Copy out all the data, word for word.
━━━━━━
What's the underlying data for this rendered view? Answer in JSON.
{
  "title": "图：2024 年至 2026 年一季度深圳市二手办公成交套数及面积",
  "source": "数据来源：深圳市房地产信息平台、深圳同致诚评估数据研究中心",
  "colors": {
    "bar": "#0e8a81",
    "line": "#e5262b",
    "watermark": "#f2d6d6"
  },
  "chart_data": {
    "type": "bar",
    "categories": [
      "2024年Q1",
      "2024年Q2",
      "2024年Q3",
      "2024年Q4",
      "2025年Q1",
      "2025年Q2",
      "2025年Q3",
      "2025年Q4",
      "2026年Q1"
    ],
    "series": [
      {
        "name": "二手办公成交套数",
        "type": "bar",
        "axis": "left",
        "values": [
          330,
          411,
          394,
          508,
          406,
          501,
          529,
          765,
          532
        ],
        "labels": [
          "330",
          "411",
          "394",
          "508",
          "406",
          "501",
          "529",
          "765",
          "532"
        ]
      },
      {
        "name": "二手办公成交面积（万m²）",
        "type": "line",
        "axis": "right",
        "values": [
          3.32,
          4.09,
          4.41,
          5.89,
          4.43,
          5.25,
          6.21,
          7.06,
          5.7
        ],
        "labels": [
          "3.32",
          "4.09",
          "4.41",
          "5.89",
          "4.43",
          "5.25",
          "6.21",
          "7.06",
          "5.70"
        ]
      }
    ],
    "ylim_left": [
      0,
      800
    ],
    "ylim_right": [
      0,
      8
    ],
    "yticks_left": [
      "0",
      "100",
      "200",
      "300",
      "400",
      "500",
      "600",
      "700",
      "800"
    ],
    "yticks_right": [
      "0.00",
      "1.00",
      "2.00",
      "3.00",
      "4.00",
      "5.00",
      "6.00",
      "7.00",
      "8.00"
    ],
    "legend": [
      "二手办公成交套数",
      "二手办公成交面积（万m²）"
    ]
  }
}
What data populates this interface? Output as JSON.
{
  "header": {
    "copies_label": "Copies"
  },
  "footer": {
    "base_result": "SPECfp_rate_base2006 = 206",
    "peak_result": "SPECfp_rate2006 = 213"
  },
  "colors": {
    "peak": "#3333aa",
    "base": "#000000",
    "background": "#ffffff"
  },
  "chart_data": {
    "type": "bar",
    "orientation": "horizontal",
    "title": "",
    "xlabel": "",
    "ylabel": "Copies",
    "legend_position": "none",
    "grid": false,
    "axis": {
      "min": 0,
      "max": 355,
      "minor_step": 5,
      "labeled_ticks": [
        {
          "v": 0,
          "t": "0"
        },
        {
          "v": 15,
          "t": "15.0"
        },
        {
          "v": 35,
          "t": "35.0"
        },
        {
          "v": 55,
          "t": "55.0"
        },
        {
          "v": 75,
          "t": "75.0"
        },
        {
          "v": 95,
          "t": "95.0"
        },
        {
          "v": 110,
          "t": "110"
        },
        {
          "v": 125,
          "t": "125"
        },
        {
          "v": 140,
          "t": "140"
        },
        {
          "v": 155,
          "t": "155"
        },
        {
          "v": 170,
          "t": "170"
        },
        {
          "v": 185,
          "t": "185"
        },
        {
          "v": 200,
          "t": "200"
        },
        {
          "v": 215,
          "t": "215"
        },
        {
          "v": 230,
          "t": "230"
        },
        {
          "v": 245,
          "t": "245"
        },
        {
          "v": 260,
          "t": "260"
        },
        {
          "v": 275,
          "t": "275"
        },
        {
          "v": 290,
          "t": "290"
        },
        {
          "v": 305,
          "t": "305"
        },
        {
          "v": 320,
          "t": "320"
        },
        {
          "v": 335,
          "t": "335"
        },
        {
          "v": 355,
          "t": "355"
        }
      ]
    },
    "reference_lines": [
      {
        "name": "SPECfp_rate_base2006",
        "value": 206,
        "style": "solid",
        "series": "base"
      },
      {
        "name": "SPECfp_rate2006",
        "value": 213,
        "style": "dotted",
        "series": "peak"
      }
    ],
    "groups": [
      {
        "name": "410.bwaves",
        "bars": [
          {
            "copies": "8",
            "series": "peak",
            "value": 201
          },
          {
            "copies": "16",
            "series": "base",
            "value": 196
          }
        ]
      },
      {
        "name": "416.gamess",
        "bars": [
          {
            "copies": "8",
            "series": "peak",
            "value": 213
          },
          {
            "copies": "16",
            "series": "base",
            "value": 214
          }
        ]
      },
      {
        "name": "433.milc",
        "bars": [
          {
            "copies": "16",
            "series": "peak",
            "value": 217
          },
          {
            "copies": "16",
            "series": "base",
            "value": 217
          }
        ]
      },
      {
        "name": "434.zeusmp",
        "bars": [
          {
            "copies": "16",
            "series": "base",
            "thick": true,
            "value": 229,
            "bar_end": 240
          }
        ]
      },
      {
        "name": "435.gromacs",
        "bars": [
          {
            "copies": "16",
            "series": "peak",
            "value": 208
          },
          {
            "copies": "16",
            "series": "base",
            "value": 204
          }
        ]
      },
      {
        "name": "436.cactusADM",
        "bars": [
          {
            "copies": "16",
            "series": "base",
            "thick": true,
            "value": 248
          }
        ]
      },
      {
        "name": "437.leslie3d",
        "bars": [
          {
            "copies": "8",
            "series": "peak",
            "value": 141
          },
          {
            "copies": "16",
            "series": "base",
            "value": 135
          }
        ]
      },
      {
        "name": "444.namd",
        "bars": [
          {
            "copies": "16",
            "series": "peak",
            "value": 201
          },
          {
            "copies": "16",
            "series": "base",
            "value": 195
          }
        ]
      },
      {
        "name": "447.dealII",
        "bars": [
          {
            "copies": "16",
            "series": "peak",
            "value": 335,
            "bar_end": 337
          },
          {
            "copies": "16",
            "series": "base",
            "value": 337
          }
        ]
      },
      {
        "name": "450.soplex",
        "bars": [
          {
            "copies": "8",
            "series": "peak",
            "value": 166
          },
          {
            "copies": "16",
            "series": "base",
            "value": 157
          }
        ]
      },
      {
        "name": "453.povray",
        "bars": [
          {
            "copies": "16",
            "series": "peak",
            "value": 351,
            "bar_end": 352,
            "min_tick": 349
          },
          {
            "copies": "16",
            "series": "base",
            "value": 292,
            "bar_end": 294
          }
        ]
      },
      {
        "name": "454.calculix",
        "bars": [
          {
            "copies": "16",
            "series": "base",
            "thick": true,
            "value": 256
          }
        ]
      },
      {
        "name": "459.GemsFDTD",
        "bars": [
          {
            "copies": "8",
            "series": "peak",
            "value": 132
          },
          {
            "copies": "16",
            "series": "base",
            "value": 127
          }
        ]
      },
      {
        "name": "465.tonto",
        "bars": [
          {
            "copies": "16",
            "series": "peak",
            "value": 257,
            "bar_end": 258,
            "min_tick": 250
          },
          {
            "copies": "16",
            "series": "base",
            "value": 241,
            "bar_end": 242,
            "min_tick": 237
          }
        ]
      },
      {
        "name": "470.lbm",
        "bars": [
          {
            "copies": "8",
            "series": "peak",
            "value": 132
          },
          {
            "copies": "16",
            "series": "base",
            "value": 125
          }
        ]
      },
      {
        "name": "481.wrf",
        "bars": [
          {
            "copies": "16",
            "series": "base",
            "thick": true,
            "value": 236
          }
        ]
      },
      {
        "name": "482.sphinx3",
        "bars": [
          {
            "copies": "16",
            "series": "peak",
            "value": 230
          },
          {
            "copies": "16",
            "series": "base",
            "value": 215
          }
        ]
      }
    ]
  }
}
━━━━━━
§ **Full output**:
What's the underlying data for this rendered view? Answer in JSON.
{
  "title": "图：2024 年至 2026 年一季度深圳市二手办公成交套数及面积",
  "source": "数据来源：深圳市房地产信息平台、深圳同致诚评估数据研究中心",
  "colors": {
    "bar": "#0e8a81",
    "line": "#e5262b",
    "watermark": "#f2d6d6"
  },
  "chart_data": {
    "type": "bar",
    "categories": [
      "2024年Q1",
      "2024年Q2",
      "2024年Q3",
      "2024年Q4",
      "2025年Q1",
      "2025年Q2",
      "2025年Q3",
      "2025年Q4",
      "2026年Q1"
    ],
    "series": [
      {
        "name": "二手办公成交套数",
        "type": "bar",
        "axis": "left",
        "values": [
          330,
          411,
          394,
          508,
          406,
          501,
          529,
          765,
          532
        ],
        "labels": [
          "330",
          "411",
          "394",
          "508",
          "406",
          "501",
          "529",
          "765",
          "532"
        ]
      },
      {
        "name": "二手办公成交面积（万m²）",
        "type": "line",
        "axis": "right",
        "values": [
          3.32,
          4.09,
          4.41,
          5.89,
          4.43,
          5.25,
          6.21,
          7.06,
          5.7
        ],
        "labels": [
          "3.32",
          "4.09",
          "4.41",
          "5.89",
          "4.43",
          "5.25",
          "6.21",
          "7.06",
          "5.70"
        ]
      }
    ],
    "ylim_left": [
      0,
      800
    ],
    "ylim_right": [
      0,
      8
    ],
    "yticks_left": [
      "0",
      "100",
      "200",
      "300",
      "400",
      "500",
      "600",
      "700",
      "800"
    ],
    "yticks_right": [
      "0.00",
      "1.00",
      "2.00",
      "3.00",
      "4.00",
      "5.00",
      "6.00",
      "7.00",
      "8.00"
    ],
    "legend": [
      "二手办公成交套数",
      "二手办公成交面积（万m²）"
    ]
  }
}
What data populates this interface? Output as JSON.
{
  "header": {
    "copies_label": "Copies"
  },
  "footer": {
    "base_result": "SPECfp_rate_base2006 = 206",
    "peak_result": "SPECfp_rate2006 = 213"
  },
  "colors": {
    "peak": "#3333aa",
    "base": "#000000",
    "background": "#ffffff"
  },
  "chart_data": {
    "type": "bar",
    "orientation": "horizontal",
    "title": "",
    "xlabel": "",
    "ylabel": "Copies",
    "legend_position": "none",
    "grid": false,
    "axis": {
      "min": 0,
      "max": 355,
      "minor_step": 5,
      "labeled_ticks": [
        {
          "v": 0,
          "t": "0"
        },
        {
          "v": 15,
          "t": "15.0"
        },
        {
          "v": 35,
          "t": "35.0"
        },
        {
          "v": 55,
          "t": "55.0"
        },
        {
          "v": 75,
          "t": "75.0"
        },
        {
          "v": 95,
          "t": "95.0"
        },
        {
          "v": 110,
          "t": "110"
        },
        {
          "v": 125,
          "t": "125"
        },
        {
          "v": 140,
          "t": "140"
        },
        {
          "v": 155,
          "t": "155"
        },
        {
          "v": 170,
          "t": "170"
        },
        {
          "v": 185,
          "t": "185"
        },
        {
          "v": 200,
          "t": "200"
        },
        {
          "v": 215,
          "t": "215"
        },
        {
          "v": 230,
          "t": "230"
        },
        {
          "v": 245,
          "t": "245"
        },
        {
          "v": 260,
          "t": "260"
        },
        {
          "v": 275,
          "t": "275"
        },
        {
          "v": 290,
          "t": "290"
        },
        {
          "v": 305,
          "t": "305"
        },
        {
          "v": 320,
          "t": "320"
        },
        {
          "v": 335,
          "t": "335"
        },
        {
          "v": 355,
          "t": "355"
        }
      ]
    },
    "reference_lines": [
      {
        "name": "SPECfp_rate_base2006",
        "value": 206,
        "style": "solid",
        "series": "base"
      },
      {
        "name": "SPECfp_rate2006",
        "value": 213,
        "style": "dotted",
        "series": "peak"
      }
    ],
    "groups": [
      {
        "name": "410.bwaves",
        "bars": [
          {
            "copies": "8",
            "series": "peak",
            "value": 201
          },
          {
            "copies": "16",
            "series": "base",
            "value": 196
          }
        ]
      },
      {
        "name": "416.gamess",
        "bars": [
          {
            "copies": "8",
            "series": "peak",
            "value": 213
          },
          {
            "copies": "16",
            "series": "base",
            "value": 214
          }
        ]
      },
      {
        "name": "433.milc",
        "bars": [
          {
            "copies": "16",
            "series": "peak",
            "value": 217
          },
          {
            "copies": "16",
            "series": "base",
            "value": 217
          }
        ]
      },
      {
        "name": "434.zeusmp",
        "bars": [
          {
            "copies": "16",
            "series": "base",
            "thick": true,
            "value": 229,
            "bar_end": 240
          }
        ]
      },
      {
        "name": "435.gromacs",
        "bars": [
          {
            "copies": "16",
            "series": "peak",
            "value": 208
          },
          {
            "copies": "16",
            "series": "base",
            "value": 204
          }
        ]
      },
      {
        "name": "436.cactusADM",
        "bars": [
          {
            "copies": "16",
            "series": "base",
            "thick": true,
            "value": 248
          }
        ]
      },
      {
        "name": "437.leslie3d",
        "bars": [
          {
            "copies": "8",
            "series": "peak",
            "value": 141
          },
          {
            "copies": "16",
            "series": "base",
            "value": 135
          }
        ]
      },
      {
        "name": "444.namd",
        "bars": [
          {
            "copies": "16",
            "series": "peak",
            "value": 201
          },
          {
            "copies": "16",
            "series": "base",
            "value": 195
          }
        ]
      },
      {
        "name": "447.dealII",
        "bars": [
          {
            "copies": "16",
            "series": "peak",
            "value": 335,
            "bar_end": 337
          },
          {
            "copies": "16",
            "series": "base",
            "value": 337
          }
        ]
      },
      {
        "name": "450.soplex",
        "bars": [
          {
            "copies": "8",
            "series": "peak",
            "value": 166
          },
          {
            "copies": "16",
            "series": "base",
            "value": 157
          }
        ]
      },
      {
        "name": "453.povray",
        "bars": [
          {
            "copies": "16",
            "series": "peak",
            "value": 351,
            "bar_end": 352,
            "min_tick": 349
          },
          {
            "copies": "16",
            "series": "base",
            "value": 292,
            "bar_end": 294
          }
        ]
      },
      {
        "name": "454.calculix",
        "bars": [
          {
            "copies": "16",
            "series": "base",
            "thick": true,
            "value": 256
          }
        ]
      },
      {
        "name": "459.GemsFDTD",
        "bars": [
          {
            "copies": "8",
            "series": "peak",
            "value": 132
          },
          {
            "copies": "16",
            "series": "base",
            "value": 127
          }
        ]
      },
      {
        "name": "465.tonto",
        "bars": [
          {
            "copies": "16",
            "series": "peak",
            "value": 257,
            "bar_end": 258,
            "min_tick": 250
          },
          {
            "copies": "16",
            "series": "base",
            "value": 241,
            "bar_end": 242,
            "min_tick": 237
          }
        ]
      },
      {
        "name": "470.lbm",
        "bars": [
          {
            "copies": "8",
            "series": "peak",
            "value": 132
          },
          {
            "copies": "16",
            "series": "base",
            "value": 125
          }
        ]
      },
      {
        "name": "481.wrf",
        "bars": [
          {
            "copies": "16",
            "series": "base",
            "thick": true,
            "value": 236
          }
        ]
      },
      {
        "name": "482.sphinx3",
        "bars": [
          {
            "copies": "16",
            "series": "peak",
            "value": 230
          },
          {
            "copies": "16",
            "series": "base",
            "value": 215
          }
        ]
      }
    ]
  }
}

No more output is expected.